→ What the exercise asks
Find the lines holding "испытании" and copy them.

*** Supplied records

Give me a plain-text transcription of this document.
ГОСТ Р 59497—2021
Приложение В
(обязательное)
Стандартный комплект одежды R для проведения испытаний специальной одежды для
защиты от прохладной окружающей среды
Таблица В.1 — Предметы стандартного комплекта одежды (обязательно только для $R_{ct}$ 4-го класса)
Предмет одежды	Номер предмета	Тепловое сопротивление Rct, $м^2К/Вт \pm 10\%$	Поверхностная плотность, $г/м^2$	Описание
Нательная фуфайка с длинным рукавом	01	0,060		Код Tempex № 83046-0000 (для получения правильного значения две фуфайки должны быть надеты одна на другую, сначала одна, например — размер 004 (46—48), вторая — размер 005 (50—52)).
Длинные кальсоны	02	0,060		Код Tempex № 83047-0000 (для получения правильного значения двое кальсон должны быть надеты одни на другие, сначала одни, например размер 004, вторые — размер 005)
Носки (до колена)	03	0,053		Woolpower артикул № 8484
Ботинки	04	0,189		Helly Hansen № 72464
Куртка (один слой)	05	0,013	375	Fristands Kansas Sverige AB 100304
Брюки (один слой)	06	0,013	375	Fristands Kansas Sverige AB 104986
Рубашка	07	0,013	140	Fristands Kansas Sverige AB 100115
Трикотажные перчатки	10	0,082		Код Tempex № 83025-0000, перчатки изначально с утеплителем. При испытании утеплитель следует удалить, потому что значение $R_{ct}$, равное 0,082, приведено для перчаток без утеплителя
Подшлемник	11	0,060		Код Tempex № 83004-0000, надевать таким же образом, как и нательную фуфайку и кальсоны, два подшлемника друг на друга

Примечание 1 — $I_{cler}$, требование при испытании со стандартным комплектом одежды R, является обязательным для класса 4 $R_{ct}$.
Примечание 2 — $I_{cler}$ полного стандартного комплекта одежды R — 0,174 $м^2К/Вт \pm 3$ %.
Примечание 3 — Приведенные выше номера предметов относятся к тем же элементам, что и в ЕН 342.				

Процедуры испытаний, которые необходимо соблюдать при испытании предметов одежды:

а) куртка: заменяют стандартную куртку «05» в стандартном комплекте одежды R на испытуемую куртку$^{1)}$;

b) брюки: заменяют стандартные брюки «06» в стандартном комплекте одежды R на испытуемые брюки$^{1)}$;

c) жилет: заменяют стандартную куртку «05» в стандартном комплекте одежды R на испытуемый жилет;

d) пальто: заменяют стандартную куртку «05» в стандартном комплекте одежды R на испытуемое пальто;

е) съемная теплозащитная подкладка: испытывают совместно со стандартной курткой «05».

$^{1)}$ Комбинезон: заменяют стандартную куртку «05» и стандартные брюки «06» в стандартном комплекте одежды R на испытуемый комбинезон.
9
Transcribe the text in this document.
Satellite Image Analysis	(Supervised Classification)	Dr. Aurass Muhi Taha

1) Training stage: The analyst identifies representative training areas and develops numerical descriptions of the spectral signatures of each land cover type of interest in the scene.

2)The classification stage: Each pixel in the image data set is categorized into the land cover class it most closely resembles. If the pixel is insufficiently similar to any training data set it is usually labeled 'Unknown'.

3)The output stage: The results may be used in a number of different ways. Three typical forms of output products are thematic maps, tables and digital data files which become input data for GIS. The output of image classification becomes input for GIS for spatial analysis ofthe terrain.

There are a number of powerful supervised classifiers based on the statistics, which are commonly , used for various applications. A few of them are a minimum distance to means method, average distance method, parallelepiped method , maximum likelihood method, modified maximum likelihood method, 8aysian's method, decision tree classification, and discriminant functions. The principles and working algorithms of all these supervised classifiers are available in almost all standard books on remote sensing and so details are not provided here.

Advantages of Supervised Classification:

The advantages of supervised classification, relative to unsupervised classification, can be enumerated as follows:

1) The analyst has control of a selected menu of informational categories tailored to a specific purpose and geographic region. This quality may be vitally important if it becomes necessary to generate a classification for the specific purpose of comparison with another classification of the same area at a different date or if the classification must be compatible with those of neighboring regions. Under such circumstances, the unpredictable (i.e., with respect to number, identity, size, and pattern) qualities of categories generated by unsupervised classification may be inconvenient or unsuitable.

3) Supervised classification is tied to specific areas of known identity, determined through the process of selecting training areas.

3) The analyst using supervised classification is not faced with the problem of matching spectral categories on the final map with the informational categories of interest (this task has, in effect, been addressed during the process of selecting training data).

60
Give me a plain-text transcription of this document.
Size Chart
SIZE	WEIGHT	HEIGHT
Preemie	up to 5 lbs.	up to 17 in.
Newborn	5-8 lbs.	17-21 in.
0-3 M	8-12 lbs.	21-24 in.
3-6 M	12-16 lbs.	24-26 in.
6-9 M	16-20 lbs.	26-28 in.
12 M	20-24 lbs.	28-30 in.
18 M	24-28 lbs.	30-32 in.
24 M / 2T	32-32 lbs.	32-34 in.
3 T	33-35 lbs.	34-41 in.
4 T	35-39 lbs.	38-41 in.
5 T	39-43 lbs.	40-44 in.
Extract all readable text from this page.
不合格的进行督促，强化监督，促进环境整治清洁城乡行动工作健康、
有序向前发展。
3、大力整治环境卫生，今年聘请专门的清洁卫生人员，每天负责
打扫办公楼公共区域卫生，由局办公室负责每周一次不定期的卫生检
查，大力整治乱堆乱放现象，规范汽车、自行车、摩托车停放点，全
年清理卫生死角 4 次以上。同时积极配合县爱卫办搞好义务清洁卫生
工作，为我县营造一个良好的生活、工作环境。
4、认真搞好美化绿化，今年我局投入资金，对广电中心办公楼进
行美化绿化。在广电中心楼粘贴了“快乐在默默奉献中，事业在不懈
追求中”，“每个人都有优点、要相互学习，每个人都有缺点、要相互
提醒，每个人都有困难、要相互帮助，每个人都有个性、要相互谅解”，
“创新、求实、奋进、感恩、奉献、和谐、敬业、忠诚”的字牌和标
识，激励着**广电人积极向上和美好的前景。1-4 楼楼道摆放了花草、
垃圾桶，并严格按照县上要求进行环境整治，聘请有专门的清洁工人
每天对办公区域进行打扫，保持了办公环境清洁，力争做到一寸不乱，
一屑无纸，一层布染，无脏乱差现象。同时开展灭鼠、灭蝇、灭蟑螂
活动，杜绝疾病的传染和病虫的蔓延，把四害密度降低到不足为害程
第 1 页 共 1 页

******

→ Finished task
Трикотажные перчатки	10	0,082		Код Tempex № 83025-0000, перчатки изначально с утеплителем. При испытании утеплитель следует удалить, потому что значение $R_{ct}$, равное 0,082, приведено для перчаток без утеплителя
Примечание 1 — $I_{cler}$, требование при испытании со стандартным комплектом одежды R, является обязательным для класса 4 $R_{ct}$.
Процедуры испытаний, которые необходимо соблюдать при испытании предметов одежды:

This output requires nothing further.